**PROBLEMS TO SOLVE**
(a) In the Selenium crawler thread, what are the answers to these questions?
(i) How many applications does the website launch through JavaScript?
(ii) Which browser version is passed when the HtmlUnitDriver is created?
(iii) Which class holds the handleRefresh code, and in which package is it contained?
(b) How would you render this sentence from the Selenium crawler thread in Spanish: "Basically, the driver gets lost in an infinite refresh loop."?
(c) Give a continuation of the Selenium crawler thread, picking up where its text stops.

**EXTRACT**
2

I have a page crawler developed in Java using Selenium libraries. The crawler goes through a website that launches through Javascript 3 applications which are displayed as HTML in popup windows.

The crawler has no issues when launching 2 of the applications, but on the 3rd one the crawler freezes forever.

The code I'm using is similar to

public void applicationSelect() {
  ...
  //obtain url by parsing tag href attributed
  ...

  this.driver = new HtmlUnitDriver(BrowserVersion.INTERNET_EXPLORER_8);
  this.driver.seJavascriptEnabled(true);
  this.driver.get(url); //the code does not execute after this point for the 3rd app
  ...
}

I have also tried clicking on the web element through the following code

public void applicationSelect() {
  ...
  WebElement element = this.driver.findElementByLinkText("linkText");
  element.click(); //the code does not execute after this point for the 3rd app
  ...
}

Clicking on it produces exactly the same result. For the above code, I've made sure I am getting the right element.

Can anyone tell me what could be the problem I'm having?

On the application side, I cannot disclose any information about the html code. I know this makes things harder for trying to solve the problem and for that I apologize in advance.

=== Update 2013-04-10 ===

So, I added the sources to my crawlers and saw where in this.driver.get(url) it was getting stuck on.

Basically, the driver gets lost in an infinite refresh loop. Within a WebClient object instantiated by HtmlUnitDriver, an HtmlPage is loaded which continually refreshes seemingly without end.

Here is the code from WaitingRefreshHandler, which is contained in com.gargoylesoftware.htmlunit:

public void handleRefresh(final Page page, final URL url, final int requestedWait) throws IOException {
  int seconds = requestedWait;
  if (seconds > maxwait_ && maxwait_ > 0) {
    seconds = maxwait_;
  }
  try {
    Thread.sleep(seconds * 1000);
  }
  catch (final InterruptedException e) {
    /* This can happen when the refresh is happening from a navigation that started
     * from a setTimeout or setInterval. The navigation will cause all threads to get
     * interrupted, including the current thread in this case. It should be safe to
     * ignore it since this is the thread now doing the navigation. Eventually we should
     * refactor to force all navigation to happen back on the main thread.

**SUPPLIED INFORMATION**
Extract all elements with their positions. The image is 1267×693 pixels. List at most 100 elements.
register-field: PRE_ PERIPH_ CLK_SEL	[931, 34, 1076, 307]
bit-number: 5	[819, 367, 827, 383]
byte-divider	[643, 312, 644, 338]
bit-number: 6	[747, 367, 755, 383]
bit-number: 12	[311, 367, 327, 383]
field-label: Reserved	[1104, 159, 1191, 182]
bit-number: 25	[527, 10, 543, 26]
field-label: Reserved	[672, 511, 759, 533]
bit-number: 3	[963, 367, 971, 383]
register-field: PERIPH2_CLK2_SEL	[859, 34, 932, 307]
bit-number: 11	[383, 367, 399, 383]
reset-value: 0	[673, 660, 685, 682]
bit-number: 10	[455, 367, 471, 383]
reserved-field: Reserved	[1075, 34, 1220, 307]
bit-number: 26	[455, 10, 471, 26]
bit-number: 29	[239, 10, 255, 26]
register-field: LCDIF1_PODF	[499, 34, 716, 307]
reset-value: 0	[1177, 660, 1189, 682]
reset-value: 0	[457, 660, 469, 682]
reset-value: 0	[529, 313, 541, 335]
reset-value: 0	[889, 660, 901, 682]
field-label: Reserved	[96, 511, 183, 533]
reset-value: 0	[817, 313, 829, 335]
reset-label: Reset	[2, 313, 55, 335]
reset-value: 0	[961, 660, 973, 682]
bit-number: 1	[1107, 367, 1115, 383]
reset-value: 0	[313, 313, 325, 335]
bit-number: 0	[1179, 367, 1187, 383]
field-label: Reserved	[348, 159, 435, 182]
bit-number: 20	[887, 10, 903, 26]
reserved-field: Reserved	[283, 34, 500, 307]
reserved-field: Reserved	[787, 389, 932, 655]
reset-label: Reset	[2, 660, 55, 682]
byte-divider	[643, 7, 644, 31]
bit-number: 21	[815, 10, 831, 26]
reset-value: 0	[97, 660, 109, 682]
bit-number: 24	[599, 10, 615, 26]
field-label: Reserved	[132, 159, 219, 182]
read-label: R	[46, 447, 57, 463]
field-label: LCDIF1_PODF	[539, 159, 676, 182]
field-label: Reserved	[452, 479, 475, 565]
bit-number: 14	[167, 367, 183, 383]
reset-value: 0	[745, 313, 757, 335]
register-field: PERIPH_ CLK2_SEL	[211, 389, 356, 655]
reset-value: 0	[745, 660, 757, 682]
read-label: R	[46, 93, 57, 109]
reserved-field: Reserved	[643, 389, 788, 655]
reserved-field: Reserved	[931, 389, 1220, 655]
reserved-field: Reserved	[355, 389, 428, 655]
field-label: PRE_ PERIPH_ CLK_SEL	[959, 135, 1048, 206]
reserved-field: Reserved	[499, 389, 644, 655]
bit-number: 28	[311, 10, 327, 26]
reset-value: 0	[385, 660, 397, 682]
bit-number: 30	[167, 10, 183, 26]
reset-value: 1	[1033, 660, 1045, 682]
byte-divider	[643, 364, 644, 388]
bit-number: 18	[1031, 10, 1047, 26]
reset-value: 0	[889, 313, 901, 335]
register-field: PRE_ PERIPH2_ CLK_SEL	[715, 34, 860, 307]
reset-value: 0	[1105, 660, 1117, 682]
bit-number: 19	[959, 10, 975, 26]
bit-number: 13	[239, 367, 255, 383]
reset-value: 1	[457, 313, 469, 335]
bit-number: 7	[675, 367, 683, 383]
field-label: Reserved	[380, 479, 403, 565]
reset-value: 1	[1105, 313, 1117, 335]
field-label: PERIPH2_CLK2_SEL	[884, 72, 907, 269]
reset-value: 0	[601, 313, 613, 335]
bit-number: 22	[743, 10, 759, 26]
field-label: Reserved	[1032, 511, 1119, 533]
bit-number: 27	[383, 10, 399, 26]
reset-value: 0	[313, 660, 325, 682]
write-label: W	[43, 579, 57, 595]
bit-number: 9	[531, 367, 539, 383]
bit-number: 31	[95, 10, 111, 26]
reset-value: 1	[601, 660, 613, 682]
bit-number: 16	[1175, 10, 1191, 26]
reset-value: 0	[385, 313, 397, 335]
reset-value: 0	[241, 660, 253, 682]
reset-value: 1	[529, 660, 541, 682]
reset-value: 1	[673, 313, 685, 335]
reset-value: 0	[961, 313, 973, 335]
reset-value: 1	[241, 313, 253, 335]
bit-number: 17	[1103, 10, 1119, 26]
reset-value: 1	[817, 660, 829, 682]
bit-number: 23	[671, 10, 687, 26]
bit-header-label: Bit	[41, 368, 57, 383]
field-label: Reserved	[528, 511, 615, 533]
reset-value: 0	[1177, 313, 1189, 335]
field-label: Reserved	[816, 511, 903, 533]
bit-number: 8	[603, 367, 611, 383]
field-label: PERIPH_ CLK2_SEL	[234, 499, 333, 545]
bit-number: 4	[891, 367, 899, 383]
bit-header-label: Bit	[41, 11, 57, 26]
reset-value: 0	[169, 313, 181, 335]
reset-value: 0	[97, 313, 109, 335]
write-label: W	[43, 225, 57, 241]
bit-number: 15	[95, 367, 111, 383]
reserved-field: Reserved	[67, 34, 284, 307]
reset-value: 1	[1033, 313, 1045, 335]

**RESPONSE LIST**
(a)
(i) 3
(ii) BrowserVersion.INTERNET_EXPLORER_8
(iii) WaitingRefreshHandler, contained in com.gargoylesoftware.htmlunit

(b) Básicamente, el driver se pierde en un bucle de actualización infinito.

(c)
     */
    if (LOG.isDebugEnabled()) {
      LOG.debug("Waiting thread was interrupted. Ignoring interruption to continue navigation.");
    }
  }
  final WebWindow window = page.getEnclosingWindow();
  if (window == null) {
    return;
  }
  final WebClient client = window.getWebClient();
  client.getPage(window, new WebRequest(url));
}

The instruction "client.getPage(window, new WebRequest(url))" calls WebClient once again to reload the page, only to once more call this very same refresh method. This seems to go on indefinetly, not filling up the memory quickly only because of the "Thread.sleep(seconds * 1000)", which forces a 3m wait before trying again.

Does anyone have any suggestion on how I can work around this issue? I got a suggestion to create 2 new HtmlUnitDriver and WebClient classes which extend the original ones. Then override the relevant methods in order to avoid this problem.

Thanks again.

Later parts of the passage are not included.